[start Exercise material]

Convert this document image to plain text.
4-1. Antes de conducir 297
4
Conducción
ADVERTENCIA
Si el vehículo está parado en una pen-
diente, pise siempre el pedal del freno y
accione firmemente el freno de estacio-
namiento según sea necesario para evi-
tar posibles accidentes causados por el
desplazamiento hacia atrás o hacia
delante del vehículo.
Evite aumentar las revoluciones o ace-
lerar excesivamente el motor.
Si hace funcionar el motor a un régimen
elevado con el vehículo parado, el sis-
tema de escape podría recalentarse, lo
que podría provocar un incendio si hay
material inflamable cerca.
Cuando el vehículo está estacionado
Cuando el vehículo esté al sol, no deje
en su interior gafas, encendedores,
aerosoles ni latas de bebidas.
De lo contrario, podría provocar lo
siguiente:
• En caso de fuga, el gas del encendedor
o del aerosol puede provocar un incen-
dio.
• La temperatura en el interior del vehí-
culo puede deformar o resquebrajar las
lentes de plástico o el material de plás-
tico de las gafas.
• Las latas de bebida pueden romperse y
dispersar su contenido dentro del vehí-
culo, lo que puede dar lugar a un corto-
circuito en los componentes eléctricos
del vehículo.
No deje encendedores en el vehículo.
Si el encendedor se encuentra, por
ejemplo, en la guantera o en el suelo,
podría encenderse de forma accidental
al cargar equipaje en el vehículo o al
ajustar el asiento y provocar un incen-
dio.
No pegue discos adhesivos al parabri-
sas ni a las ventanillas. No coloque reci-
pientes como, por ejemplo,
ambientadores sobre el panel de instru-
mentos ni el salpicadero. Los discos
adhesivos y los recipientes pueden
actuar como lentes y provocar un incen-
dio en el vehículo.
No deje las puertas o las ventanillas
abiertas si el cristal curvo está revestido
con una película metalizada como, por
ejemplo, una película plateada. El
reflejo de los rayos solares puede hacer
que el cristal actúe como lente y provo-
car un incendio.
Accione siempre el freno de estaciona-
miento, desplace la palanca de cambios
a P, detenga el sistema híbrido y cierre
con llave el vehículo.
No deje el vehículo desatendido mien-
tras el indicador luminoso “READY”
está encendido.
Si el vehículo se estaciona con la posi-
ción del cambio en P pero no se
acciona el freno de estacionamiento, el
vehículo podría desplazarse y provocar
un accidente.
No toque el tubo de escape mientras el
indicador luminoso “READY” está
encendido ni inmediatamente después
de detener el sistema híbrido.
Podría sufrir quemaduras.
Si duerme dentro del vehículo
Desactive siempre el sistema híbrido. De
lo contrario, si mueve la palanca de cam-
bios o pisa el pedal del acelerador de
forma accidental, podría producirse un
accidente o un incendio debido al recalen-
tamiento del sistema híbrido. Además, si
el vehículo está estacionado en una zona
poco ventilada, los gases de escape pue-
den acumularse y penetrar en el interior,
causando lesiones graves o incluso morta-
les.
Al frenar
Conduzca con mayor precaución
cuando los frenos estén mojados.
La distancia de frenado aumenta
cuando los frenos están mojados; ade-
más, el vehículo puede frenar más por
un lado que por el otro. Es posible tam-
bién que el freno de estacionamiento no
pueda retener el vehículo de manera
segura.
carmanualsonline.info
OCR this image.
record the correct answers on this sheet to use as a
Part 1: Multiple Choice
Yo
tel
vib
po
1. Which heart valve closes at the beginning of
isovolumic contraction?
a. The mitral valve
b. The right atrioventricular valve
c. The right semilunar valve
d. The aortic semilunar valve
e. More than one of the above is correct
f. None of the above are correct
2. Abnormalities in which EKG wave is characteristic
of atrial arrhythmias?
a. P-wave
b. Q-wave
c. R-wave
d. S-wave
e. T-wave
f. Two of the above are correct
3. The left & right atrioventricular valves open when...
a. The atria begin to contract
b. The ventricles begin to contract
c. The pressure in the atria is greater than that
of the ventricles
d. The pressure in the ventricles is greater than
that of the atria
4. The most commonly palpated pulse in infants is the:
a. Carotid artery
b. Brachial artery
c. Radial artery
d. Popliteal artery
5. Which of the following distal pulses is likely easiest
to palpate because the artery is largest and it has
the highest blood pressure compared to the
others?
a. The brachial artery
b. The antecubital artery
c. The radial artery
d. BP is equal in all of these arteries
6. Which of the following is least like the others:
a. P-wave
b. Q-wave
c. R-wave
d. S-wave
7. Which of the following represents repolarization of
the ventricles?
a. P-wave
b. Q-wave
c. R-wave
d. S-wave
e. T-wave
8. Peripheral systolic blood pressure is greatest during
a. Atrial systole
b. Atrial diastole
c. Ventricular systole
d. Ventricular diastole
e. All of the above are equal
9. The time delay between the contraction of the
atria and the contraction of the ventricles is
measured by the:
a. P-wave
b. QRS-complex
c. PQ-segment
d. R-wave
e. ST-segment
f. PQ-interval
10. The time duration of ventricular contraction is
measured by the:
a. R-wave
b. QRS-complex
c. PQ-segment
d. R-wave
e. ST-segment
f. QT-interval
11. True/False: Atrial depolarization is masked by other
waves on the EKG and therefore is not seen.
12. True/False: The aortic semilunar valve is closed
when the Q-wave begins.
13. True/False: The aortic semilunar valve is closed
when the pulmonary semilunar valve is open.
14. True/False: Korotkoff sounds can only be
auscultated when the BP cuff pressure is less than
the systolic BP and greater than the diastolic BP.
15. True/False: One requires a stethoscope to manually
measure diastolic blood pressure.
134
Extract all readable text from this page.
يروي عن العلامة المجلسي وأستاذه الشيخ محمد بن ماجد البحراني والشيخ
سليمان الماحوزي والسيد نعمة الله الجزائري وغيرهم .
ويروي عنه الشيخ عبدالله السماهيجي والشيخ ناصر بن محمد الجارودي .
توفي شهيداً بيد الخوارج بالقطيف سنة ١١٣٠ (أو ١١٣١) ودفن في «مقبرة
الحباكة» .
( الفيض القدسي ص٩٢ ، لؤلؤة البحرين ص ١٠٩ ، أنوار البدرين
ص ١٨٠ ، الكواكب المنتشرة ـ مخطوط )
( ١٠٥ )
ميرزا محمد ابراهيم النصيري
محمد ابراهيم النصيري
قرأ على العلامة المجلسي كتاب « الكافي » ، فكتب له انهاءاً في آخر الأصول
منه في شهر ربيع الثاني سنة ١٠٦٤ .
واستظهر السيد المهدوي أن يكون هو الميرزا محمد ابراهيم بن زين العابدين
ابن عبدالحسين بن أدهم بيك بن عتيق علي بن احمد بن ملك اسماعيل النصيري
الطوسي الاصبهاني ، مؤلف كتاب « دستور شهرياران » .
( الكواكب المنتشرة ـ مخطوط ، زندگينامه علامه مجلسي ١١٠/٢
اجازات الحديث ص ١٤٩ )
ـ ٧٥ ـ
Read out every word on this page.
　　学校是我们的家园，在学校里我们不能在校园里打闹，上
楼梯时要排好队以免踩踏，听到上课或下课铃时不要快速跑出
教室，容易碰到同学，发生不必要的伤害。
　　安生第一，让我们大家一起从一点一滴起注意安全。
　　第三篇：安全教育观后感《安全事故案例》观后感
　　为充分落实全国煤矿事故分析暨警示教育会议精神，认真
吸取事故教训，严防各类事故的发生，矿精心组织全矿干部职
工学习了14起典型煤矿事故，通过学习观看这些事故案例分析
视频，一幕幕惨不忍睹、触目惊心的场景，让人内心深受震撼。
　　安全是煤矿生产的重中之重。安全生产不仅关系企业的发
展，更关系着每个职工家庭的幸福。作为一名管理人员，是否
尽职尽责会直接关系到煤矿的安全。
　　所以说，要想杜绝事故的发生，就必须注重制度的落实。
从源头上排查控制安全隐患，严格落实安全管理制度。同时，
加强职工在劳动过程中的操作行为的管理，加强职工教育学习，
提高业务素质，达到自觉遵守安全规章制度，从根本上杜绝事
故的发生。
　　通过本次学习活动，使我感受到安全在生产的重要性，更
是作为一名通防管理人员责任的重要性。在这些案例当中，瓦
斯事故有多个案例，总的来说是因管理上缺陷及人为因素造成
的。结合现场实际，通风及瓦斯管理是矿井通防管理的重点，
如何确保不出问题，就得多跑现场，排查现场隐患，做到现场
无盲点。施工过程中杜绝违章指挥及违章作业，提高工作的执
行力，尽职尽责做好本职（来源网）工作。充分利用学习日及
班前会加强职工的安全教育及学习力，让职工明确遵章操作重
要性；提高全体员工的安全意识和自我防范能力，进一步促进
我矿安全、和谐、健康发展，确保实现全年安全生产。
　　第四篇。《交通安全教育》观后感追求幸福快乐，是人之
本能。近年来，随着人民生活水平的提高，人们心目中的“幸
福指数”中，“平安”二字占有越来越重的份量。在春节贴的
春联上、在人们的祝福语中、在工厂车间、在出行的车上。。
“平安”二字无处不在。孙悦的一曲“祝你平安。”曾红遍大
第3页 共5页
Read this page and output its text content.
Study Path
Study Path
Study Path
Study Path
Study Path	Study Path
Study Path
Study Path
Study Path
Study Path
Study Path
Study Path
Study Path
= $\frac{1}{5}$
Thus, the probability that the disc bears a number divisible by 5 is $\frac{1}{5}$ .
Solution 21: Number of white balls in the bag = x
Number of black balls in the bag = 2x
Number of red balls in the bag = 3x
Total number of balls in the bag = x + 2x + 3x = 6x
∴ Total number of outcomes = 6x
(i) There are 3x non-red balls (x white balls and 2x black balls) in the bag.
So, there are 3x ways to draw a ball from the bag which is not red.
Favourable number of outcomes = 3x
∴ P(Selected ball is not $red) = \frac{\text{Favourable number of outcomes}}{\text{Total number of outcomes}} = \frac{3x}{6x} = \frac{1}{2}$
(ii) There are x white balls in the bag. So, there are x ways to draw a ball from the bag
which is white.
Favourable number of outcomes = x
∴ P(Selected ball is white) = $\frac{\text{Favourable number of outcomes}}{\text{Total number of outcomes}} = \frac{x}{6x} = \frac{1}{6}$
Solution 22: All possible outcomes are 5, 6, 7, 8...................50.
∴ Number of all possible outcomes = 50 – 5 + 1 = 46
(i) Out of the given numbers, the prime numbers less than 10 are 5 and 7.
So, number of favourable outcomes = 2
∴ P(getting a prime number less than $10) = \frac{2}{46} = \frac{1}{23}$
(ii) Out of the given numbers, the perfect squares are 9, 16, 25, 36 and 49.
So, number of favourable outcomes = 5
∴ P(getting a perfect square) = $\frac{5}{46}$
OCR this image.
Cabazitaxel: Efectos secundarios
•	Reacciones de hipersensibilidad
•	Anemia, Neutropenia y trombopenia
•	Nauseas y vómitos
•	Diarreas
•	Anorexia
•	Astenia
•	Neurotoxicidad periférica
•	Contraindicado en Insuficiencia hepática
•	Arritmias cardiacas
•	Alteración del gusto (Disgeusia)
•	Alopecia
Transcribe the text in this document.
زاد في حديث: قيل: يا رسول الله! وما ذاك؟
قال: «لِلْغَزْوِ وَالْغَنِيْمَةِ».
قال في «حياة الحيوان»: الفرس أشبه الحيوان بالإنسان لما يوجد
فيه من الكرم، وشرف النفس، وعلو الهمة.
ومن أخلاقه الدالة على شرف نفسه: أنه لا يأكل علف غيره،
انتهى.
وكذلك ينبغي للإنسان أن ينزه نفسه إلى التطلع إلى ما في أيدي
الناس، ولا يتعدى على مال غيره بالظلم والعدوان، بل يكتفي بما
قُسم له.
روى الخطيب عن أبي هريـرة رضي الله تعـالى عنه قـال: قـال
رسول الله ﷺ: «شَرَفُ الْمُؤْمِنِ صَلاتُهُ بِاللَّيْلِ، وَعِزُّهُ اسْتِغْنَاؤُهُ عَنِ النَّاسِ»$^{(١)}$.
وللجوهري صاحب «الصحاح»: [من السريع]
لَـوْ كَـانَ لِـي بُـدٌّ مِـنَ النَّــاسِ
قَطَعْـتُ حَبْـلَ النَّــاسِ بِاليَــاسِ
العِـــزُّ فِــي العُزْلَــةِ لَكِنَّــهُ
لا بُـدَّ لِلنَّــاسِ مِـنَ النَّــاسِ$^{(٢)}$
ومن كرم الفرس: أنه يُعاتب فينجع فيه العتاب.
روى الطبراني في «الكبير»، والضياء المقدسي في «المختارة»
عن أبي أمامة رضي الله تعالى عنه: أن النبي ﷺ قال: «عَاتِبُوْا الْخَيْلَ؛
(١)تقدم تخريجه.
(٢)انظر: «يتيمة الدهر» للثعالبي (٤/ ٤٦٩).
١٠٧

[end Exercise material]

### Given task
Pull out each line of the listing that holds the string "frenos".

### Response
cuando los frenos estén mojados.
cuando los frenos están mojados; ade-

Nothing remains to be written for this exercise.